— Start DATA TO PROCESS —

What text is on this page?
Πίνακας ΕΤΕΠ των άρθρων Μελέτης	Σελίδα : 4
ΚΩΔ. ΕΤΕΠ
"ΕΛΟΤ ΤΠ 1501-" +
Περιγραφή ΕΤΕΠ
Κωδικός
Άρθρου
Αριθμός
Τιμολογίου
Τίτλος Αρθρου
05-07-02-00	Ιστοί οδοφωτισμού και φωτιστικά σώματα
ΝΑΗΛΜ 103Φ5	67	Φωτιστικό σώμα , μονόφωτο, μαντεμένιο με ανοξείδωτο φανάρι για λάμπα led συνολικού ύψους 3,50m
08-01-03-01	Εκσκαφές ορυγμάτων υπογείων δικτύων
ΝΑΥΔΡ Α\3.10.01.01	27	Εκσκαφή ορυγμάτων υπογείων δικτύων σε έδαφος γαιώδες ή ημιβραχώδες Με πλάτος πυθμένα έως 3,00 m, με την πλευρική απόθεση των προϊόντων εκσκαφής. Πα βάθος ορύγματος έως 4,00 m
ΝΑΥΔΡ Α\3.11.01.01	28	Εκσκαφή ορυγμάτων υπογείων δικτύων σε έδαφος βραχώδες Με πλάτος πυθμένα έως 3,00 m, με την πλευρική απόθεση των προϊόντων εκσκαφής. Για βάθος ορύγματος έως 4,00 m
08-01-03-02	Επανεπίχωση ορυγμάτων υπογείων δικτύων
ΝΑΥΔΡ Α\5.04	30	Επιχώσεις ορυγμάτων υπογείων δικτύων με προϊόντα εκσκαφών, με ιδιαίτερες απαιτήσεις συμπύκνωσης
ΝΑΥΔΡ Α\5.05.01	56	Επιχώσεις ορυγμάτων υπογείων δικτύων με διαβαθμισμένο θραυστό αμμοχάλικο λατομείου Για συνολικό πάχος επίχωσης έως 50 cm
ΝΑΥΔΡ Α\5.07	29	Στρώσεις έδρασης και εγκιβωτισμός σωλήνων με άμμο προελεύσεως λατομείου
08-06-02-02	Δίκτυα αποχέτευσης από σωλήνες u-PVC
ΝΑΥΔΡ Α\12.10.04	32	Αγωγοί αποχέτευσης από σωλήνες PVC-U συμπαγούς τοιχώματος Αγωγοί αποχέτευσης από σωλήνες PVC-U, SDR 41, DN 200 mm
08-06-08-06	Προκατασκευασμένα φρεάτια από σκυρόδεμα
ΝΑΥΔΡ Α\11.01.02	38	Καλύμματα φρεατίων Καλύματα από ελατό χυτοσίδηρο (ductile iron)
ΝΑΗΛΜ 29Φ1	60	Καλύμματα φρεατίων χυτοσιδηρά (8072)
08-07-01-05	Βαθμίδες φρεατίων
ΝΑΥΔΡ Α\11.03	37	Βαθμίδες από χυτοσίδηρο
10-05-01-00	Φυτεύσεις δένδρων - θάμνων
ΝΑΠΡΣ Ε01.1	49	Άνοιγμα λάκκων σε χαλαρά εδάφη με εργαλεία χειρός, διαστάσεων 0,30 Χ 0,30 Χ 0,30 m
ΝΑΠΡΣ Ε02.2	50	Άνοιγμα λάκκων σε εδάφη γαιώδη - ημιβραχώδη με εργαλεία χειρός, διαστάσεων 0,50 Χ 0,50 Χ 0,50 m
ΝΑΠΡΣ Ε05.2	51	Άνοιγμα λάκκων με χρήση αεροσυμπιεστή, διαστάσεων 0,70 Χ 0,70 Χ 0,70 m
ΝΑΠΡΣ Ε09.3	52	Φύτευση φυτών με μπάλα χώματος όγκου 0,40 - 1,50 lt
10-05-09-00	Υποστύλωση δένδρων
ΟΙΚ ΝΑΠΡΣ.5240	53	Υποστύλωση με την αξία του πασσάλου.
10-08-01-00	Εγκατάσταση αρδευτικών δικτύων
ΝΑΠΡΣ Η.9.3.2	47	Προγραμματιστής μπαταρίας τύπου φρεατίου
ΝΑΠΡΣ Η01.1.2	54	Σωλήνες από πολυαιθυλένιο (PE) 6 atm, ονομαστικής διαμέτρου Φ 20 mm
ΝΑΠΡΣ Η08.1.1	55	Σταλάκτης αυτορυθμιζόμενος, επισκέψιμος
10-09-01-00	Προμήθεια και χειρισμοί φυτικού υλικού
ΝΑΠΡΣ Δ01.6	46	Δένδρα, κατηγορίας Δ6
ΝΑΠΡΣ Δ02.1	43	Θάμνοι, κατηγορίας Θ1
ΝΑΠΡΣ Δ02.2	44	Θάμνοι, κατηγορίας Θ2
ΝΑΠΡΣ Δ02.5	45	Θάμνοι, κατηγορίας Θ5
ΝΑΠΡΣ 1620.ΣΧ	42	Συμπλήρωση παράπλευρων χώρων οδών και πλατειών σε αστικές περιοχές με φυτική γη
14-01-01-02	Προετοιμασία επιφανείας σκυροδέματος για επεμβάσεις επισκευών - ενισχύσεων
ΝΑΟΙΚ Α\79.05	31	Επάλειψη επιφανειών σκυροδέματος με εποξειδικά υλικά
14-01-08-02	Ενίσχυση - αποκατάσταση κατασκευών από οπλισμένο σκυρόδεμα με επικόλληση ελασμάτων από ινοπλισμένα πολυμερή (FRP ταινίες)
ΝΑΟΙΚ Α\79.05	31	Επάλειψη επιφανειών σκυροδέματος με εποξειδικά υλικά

— End DATA TO PROCESS —

YOUR TASK: Check each line above for the word "Βαθμίδες", and copy the lines where it appears.

THE OUTPUT:
08-07-01-05	Βαθμίδες φρεατίων
ΝΑΥΔΡ Α\11.03	37	Βαθμίδες από χυτοσίδηρο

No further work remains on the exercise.